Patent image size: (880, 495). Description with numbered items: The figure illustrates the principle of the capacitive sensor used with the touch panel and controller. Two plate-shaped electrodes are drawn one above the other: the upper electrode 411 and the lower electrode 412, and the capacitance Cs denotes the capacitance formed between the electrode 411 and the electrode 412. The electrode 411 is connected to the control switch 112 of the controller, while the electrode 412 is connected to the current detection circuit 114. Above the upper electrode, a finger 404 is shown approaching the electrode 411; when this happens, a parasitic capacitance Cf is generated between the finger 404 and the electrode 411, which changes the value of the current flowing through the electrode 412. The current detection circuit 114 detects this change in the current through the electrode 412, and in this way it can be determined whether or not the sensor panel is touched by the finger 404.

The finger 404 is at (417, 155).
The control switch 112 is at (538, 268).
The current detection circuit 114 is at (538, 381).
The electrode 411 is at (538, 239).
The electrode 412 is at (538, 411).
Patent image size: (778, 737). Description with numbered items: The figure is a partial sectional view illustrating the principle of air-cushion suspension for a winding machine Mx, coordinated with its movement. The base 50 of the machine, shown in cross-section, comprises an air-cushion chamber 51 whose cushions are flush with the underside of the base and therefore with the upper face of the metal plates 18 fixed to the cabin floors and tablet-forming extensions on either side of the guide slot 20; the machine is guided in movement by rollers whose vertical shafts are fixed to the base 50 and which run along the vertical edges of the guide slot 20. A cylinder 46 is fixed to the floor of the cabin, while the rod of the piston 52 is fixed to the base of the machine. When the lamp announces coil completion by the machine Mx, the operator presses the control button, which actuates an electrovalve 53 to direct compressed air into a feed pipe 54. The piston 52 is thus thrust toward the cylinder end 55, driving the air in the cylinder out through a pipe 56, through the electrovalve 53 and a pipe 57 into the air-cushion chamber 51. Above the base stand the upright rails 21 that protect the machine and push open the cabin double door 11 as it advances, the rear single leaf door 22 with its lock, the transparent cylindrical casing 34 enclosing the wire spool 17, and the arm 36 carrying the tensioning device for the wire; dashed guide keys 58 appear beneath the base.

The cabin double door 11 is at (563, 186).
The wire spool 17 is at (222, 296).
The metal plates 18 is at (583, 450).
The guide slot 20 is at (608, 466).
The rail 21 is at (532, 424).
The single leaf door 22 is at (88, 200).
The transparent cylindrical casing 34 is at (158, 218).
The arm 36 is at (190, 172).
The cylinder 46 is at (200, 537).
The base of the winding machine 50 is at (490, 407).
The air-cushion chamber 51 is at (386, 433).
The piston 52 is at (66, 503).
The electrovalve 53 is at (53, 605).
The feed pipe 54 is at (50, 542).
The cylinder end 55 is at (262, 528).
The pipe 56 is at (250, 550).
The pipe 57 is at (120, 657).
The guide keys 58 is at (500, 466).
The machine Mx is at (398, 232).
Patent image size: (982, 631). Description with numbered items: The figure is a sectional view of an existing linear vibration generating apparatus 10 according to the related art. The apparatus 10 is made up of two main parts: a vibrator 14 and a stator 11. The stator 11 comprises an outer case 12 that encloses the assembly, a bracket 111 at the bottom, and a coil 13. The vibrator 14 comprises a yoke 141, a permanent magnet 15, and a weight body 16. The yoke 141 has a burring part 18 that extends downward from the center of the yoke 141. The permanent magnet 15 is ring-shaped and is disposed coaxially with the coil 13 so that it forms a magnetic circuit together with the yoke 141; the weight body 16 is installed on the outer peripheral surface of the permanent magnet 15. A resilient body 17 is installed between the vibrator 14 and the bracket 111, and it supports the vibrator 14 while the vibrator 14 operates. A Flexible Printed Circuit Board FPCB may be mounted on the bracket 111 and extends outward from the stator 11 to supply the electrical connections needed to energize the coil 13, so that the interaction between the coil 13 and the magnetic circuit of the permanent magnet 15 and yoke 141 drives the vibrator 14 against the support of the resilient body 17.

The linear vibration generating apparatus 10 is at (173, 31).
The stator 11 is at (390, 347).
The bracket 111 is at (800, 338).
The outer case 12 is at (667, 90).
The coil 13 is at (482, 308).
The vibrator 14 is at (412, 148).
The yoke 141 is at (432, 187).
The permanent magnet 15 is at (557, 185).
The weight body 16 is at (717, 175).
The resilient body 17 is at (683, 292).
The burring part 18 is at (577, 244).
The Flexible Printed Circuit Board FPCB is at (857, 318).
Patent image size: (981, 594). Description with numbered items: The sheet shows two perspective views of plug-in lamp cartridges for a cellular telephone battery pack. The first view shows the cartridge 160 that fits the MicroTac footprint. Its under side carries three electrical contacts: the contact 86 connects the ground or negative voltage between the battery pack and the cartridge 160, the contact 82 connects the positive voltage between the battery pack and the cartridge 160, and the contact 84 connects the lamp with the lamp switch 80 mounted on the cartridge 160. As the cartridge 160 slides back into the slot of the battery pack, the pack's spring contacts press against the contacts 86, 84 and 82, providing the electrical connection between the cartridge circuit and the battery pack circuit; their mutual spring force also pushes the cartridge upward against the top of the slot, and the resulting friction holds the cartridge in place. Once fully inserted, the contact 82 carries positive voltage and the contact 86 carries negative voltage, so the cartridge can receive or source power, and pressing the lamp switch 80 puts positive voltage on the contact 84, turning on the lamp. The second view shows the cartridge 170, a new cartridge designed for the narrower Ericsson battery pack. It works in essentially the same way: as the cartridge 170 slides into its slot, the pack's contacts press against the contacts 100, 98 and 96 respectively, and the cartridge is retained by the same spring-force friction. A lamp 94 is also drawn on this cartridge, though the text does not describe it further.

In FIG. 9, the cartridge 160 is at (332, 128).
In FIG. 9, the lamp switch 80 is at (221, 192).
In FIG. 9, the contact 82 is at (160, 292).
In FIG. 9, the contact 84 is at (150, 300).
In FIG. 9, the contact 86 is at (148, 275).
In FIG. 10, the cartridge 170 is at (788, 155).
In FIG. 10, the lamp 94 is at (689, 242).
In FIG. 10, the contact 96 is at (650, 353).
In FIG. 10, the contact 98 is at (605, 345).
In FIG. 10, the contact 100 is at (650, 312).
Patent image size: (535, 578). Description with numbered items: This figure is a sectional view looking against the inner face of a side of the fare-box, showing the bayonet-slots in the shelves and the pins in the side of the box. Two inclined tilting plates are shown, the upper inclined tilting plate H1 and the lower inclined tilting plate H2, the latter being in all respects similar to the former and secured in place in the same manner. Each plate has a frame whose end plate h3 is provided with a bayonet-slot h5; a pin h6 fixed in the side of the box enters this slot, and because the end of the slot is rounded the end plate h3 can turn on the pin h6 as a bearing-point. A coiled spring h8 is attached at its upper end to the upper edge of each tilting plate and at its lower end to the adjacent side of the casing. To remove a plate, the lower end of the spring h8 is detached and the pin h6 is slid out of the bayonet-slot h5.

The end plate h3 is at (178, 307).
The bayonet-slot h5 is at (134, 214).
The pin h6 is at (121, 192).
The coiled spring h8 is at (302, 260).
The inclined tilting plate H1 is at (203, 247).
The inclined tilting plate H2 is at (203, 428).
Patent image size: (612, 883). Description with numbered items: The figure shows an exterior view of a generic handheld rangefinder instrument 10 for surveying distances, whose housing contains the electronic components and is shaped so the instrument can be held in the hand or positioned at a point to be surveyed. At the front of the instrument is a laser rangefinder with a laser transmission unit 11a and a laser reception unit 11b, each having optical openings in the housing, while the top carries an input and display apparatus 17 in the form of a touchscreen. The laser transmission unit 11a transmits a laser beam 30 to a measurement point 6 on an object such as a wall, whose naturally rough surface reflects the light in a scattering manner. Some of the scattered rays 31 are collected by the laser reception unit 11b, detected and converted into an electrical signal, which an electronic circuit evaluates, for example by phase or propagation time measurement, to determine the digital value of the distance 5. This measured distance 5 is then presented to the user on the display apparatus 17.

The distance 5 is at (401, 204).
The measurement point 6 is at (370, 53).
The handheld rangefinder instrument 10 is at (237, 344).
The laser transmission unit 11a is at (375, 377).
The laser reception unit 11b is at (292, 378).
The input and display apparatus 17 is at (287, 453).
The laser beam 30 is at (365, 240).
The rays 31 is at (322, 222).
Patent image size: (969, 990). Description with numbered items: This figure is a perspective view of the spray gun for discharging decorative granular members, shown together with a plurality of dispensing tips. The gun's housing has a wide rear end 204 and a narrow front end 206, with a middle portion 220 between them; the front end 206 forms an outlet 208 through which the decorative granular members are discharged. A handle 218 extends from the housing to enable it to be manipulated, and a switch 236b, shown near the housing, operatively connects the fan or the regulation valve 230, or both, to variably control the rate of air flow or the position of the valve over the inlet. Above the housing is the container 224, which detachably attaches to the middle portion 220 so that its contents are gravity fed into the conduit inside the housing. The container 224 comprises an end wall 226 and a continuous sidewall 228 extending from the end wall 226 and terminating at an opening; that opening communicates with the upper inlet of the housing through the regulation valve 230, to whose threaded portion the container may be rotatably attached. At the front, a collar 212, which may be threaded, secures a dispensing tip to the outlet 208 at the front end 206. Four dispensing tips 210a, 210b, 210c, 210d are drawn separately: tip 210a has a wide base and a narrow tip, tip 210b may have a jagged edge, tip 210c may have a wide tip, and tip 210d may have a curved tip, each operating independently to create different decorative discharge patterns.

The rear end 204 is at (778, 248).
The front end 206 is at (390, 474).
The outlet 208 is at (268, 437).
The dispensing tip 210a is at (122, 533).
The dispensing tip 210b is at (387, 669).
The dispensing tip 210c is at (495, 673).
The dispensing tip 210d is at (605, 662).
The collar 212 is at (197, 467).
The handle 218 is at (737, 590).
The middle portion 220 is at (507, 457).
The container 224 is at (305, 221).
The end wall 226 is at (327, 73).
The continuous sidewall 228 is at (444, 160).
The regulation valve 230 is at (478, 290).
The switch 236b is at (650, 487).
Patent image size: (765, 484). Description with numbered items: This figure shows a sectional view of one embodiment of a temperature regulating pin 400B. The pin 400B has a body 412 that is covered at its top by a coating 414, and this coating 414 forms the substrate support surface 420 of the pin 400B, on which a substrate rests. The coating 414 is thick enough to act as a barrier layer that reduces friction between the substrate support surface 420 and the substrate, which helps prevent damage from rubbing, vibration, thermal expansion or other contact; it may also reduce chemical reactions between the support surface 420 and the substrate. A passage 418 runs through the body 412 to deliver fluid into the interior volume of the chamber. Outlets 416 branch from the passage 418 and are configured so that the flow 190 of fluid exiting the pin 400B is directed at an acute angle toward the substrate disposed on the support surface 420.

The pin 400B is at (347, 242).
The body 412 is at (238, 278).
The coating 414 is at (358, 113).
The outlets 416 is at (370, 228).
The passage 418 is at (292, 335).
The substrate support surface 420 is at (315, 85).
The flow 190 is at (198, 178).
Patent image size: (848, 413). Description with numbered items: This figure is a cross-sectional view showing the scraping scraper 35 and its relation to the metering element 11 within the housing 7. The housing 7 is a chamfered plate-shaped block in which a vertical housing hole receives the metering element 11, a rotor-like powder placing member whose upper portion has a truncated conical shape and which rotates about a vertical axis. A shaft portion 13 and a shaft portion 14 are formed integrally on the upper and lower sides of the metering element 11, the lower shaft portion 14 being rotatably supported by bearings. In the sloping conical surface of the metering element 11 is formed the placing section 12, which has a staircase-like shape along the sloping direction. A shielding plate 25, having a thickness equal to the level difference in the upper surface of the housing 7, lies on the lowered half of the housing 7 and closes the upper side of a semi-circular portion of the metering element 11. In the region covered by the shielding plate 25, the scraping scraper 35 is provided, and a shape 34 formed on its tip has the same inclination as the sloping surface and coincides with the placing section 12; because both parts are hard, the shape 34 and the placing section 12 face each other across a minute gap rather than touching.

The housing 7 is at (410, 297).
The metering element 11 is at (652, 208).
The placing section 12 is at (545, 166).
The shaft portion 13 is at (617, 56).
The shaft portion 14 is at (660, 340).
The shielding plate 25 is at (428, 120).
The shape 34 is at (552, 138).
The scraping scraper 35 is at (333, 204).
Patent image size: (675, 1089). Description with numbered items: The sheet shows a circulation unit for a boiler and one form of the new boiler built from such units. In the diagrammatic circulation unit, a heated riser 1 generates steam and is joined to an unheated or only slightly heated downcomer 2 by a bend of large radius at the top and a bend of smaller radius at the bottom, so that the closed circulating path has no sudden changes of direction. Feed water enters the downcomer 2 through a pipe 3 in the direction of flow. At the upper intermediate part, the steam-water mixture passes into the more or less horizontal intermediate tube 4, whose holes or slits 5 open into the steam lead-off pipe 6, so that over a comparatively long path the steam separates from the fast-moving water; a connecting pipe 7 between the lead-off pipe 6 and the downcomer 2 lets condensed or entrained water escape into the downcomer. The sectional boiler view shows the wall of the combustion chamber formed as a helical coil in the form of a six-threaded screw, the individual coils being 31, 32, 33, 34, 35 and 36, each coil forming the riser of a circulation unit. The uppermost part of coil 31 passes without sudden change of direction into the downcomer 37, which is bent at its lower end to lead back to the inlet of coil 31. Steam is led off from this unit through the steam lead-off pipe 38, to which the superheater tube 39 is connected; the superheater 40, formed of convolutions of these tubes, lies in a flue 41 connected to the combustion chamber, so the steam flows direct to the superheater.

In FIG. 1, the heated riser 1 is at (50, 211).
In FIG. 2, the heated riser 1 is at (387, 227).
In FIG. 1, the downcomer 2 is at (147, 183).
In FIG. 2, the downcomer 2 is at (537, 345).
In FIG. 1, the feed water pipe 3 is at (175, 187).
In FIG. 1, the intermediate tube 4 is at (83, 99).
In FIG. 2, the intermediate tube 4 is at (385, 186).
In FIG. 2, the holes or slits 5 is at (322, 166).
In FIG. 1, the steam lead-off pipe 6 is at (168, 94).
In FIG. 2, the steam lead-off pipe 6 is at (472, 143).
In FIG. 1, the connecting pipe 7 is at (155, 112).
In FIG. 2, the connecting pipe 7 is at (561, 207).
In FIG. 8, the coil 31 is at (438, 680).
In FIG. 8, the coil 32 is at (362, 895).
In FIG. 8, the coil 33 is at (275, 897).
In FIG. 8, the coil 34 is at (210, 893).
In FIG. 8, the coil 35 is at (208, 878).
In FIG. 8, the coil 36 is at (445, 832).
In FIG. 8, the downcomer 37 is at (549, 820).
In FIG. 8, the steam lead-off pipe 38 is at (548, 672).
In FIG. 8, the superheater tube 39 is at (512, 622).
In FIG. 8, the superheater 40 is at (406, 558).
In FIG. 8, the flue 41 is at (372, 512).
==========
■ **Given instruction**
Reproduce the material word for word for the stretch from the line containing "Patent image size: (981, 594)." through the line containing "In FIG. 10, the lamp 94 is at (689, 242).", including both of those lines.

■ **Final result**
Patent image size: (981, 594). Description with numbered items: The sheet shows two perspective views of plug-in lamp cartridges for a cellular telephone battery pack. The first view shows the cartridge 160 that fits the MicroTac footprint. Its under side carries three electrical contacts: the contact 86 connects the ground or negative voltage between the battery pack and the cartridge 160, the contact 82 connects the positive voltage between the battery pack and the cartridge 160, and the contact 84 connects the lamp with the lamp switch 80 mounted on the cartridge 160. As the cartridge 160 slides back into the slot of the battery pack, the pack's spring contacts press against the contacts 86, 84 and 82, providing the electrical connection between the cartridge circuit and the battery pack circuit; their mutual spring force also pushes the cartridge upward against the top of the slot, and the resulting friction holds the cartridge in place. Once fully inserted, the contact 82 carries positive voltage and the contact 86 carries negative voltage, so the cartridge can receive or source power, and pressing the lamp switch 80 puts positive voltage on the contact 84, turning on the lamp. The second view shows the cartridge 170, a new cartridge designed for the narrower Ericsson battery pack. It works in essentially the same way: as the cartridge 170 slides into its slot, the pack's contacts press against the contacts 100, 98 and 96 respectively, and the cartridge is retained by the same spring-force friction. A lamp 94 is also drawn on this cartridge, though the text does not describe it further.

In FIG. 9, the cartridge 160 is at (332, 128).
In FIG. 9, the lamp switch 80 is at (221, 192).
In FIG. 9, the contact 82 is at (160, 292).
In FIG. 9, the contact 84 is at (150, 300).
In FIG. 9, the contact 86 is at (148, 275).
In FIG. 10, the cartridge 170 is at (788, 155).
In FIG. 10, the lamp 94 is at (689, 242).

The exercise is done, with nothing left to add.